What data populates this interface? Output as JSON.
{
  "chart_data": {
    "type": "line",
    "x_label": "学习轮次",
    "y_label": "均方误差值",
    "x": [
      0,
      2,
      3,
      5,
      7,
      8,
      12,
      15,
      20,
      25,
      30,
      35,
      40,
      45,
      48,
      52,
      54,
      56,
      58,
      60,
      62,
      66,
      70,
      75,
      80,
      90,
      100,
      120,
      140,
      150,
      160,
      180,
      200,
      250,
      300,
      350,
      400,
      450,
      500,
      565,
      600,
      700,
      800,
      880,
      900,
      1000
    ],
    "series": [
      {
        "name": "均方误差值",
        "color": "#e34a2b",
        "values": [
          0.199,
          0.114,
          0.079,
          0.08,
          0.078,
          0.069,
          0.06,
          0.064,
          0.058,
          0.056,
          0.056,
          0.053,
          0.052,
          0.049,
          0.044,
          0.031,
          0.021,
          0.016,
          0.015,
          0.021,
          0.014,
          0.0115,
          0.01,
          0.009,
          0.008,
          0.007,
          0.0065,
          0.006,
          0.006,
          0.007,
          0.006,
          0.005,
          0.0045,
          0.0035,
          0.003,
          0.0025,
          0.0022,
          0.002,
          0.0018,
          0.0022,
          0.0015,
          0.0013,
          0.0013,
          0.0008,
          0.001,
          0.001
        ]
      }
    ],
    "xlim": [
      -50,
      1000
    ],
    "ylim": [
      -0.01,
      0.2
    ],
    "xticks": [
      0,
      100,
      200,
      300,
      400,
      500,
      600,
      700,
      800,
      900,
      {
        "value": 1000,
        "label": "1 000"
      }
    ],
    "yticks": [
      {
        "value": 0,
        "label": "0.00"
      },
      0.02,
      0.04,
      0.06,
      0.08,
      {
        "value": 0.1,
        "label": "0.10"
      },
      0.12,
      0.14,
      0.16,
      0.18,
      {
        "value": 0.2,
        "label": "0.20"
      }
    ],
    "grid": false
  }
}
——————
# Aim
All entries must be repeated verbatim.

# The output
What data populates this interface? Output as JSON.
{
  "chart_data": {
    "type": "line",
    "x_label": "学习轮次",
    "y_label": "均方误差值",
    "x": [
      0,
      2,
      3,
      5,
      7,
      8,
      12,
      15,
      20,
      25,
      30,
      35,
      40,
      45,
      48,
      52,
      54,
      56,
      58,
      60,
      62,
      66,
      70,
      75,
      80,
      90,
      100,
      120,
      140,
      150,
      160,
      180,
      200,
      250,
      300,
      350,
      400,
      450,
      500,
      565,
      600,
      700,
      800,
      880,
      900,
      1000
    ],
    "series": [
      {
        "name": "均方误差值",
        "color": "#e34a2b",
        "values": [
          0.199,
          0.114,
          0.079,
          0.08,
          0.078,
          0.069,
          0.06,
          0.064,
          0.058,
          0.056,
          0.056,
          0.053,
          0.052,
          0.049,
          0.044,
          0.031,
          0.021,
          0.016,
          0.015,
          0.021,
          0.014,
          0.0115,
          0.01,
          0.009,
          0.008,
          0.007,
          0.0065,
          0.006,
          0.006,
          0.007,
          0.006,
          0.005,
          0.0045,
          0.0035,
          0.003,
          0.0025,
          0.0022,
          0.002,
          0.0018,
          0.0022,
          0.0015,
          0.0013,
          0.0013,
          0.0008,
          0.001,
          0.001
        ]
      }
    ],
    "xlim": [
      -50,
      1000
    ],
    "ylim": [
      -0.01,
      0.2
    ],
    "xticks": [
      0,
      100,
      200,
      300,
      400,
      500,
      600,
      700,
      800,
      900,
      {
        "value": 1000,
        "label": "1 000"
      }
    ],
    "yticks": [
      {
        "value": 0,
        "label": "0.00"
      },
      0.02,
      0.04,
      0.06,
      0.08,
      {
        "value": 0.1,
        "label": "0.10"
      },
      0.12,
      0.14,
      0.16,
      0.18,
      {
        "value": 0.2,
        "label": "0.20"
      }
    ],
    "grid": false
  }
}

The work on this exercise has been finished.